● Provided records
┏━━

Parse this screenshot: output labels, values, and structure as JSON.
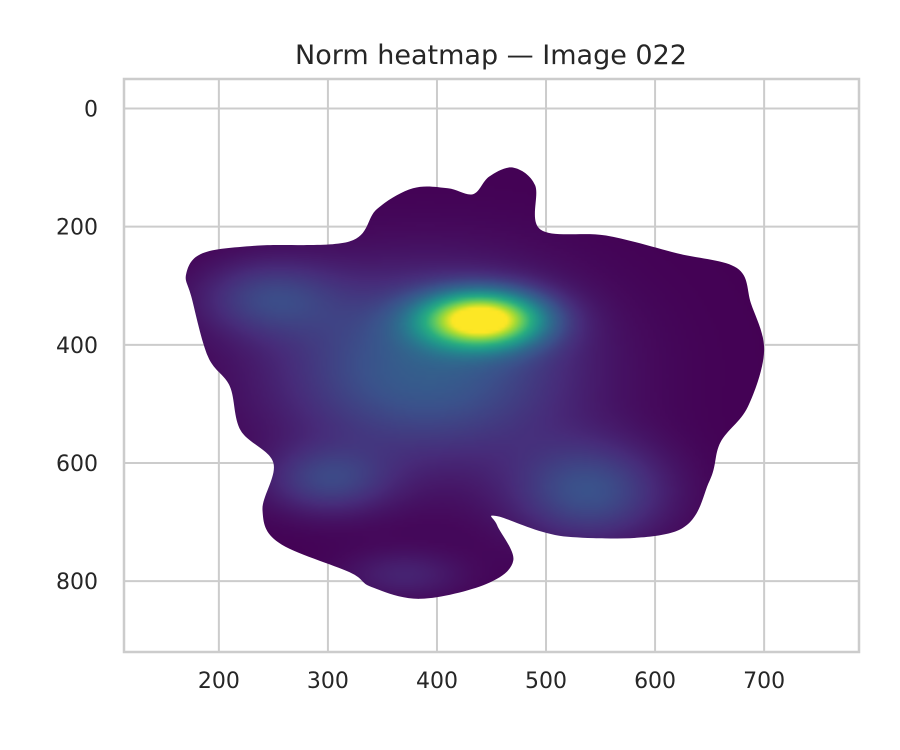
{
  "chart_data": {
    "type": "heatmap",
    "title": "Norm heatmap — Image 022",
    "xlabel": "",
    "ylabel": "",
    "xlim": [
      113,
      787
    ],
    "ylim": [
      920,
      -50
    ],
    "y_inverted": true,
    "grid": true,
    "colormap": "viridis",
    "x_ticks": [
      200,
      300,
      400,
      500,
      600,
      700
    ],
    "y_ticks": [
      0,
      200,
      400,
      600,
      800
    ],
    "background": "#ffffff",
    "grid_color": "#cccccc",
    "outline": [
      [
        175,
        320
      ],
      [
        170,
        280
      ],
      [
        185,
        245
      ],
      [
        235,
        232
      ],
      [
        320,
        225
      ],
      [
        345,
        170
      ],
      [
        378,
        135
      ],
      [
        410,
        135
      ],
      [
        433,
        145
      ],
      [
        448,
        115
      ],
      [
        470,
        100
      ],
      [
        490,
        130
      ],
      [
        495,
        205
      ],
      [
        555,
        215
      ],
      [
        620,
        245
      ],
      [
        675,
        270
      ],
      [
        688,
        330
      ],
      [
        700,
        410
      ],
      [
        685,
        505
      ],
      [
        660,
        565
      ],
      [
        650,
        630
      ],
      [
        620,
        715
      ],
      [
        520,
        725
      ],
      [
        455,
        690
      ],
      [
        455,
        705
      ],
      [
        470,
        765
      ],
      [
        445,
        805
      ],
      [
        385,
        830
      ],
      [
        340,
        810
      ],
      [
        320,
        785
      ],
      [
        255,
        735
      ],
      [
        240,
        680
      ],
      [
        250,
        600
      ],
      [
        220,
        545
      ],
      [
        210,
        470
      ],
      [
        190,
        420
      ]
    ],
    "blobs": [
      {
        "x": 441,
        "y": 357,
        "sx": 38,
        "sy": 32,
        "w": 1.0
      },
      {
        "x": 390,
        "y": 440,
        "sx": 95,
        "sy": 110,
        "w": 0.3
      },
      {
        "x": 245,
        "y": 320,
        "sx": 45,
        "sy": 45,
        "w": 0.18
      },
      {
        "x": 300,
        "y": 630,
        "sx": 40,
        "sy": 40,
        "w": 0.18
      },
      {
        "x": 540,
        "y": 650,
        "sx": 50,
        "sy": 60,
        "w": 0.24
      },
      {
        "x": 370,
        "y": 790,
        "sx": 40,
        "sy": 30,
        "w": 0.1
      }
    ]
  }
}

┗━━

● Directions for this task
All of the lines above should be printed exactly, minus the pictures.

● Task answer
Parse this screenshot: output labels, values, and structure as JSON.
{
  "chart_data": {
    "type": "heatmap",
    "title": "Norm heatmap — Image 022",
    "xlabel": "",
    "ylabel": "",
    "xlim": [
      113,
      787
    ],
    "ylim": [
      920,
      -50
    ],
    "y_inverted": true,
    "grid": true,
    "colormap": "viridis",
    "x_ticks": [
      200,
      300,
      400,
      500,
      600,
      700
    ],
    "y_ticks": [
      0,
      200,
      400,
      600,
      800
    ],
    "background": "#ffffff",
    "grid_color": "#cccccc",
    "outline": [
      [
        175,
        320
      ],
      [
        170,
        280
      ],
      [
        185,
        245
      ],
      [
        235,
        232
      ],
      [
        320,
        225
      ],
      [
        345,
        170
      ],
      [
        378,
        135
      ],
      [
        410,
        135
      ],
      [
        433,
        145
      ],
      [
        448,
        115
      ],
      [
        470,
        100
      ],
      [
        490,
        130
      ],
      [
        495,
        205
      ],
      [
        555,
        215
      ],
      [
        620,
        245
      ],
      [
        675,
        270
      ],
      [
        688,
        330
      ],
      [
        700,
        410
      ],
      [
        685,
        505
      ],
      [
        660,
        565
      ],
      [
        650,
        630
      ],
      [
        620,
        715
      ],
      [
        520,
        725
      ],
      [
        455,
        690
      ],
      [
        455,
        705
      ],
      [
        470,
        765
      ],
      [
        445,
        805
      ],
      [
        385,
        830
      ],
      [
        340,
        810
      ],
      [
        320,
        785
      ],
      [
        255,
        735
      ],
      [
        240,
        680
      ],
      [
        250,
        600
      ],
      [
        220,
        545
      ],
      [
        210,
        470
      ],
      [
        190,
        420
      ]
    ],
    "blobs": [
      {
        "x": 441,
        "y": 357,
        "sx": 38,
        "sy": 32,
        "w": 1.0
      },
      {
        "x": 390,
        "y": 440,
        "sx": 95,
        "sy": 110,
        "w": 0.3
      },
      {
        "x": 245,
        "y": 320,
        "sx": 45,
        "sy": 45,
        "w": 0.18
      },
      {
        "x": 300,
        "y": 630,
        "sx": 40,
        "sy": 40,
        "w": 0.18
      },
      {
        "x": 540,
        "y": 650,
        "sx": 50,
        "sy": 60,
        "w": 0.24
      },
      {
        "x": 370,
        "y": 790,
        "sx": 40,
        "sy": 30,
        "w": 0.1
      }
    ]
  }
}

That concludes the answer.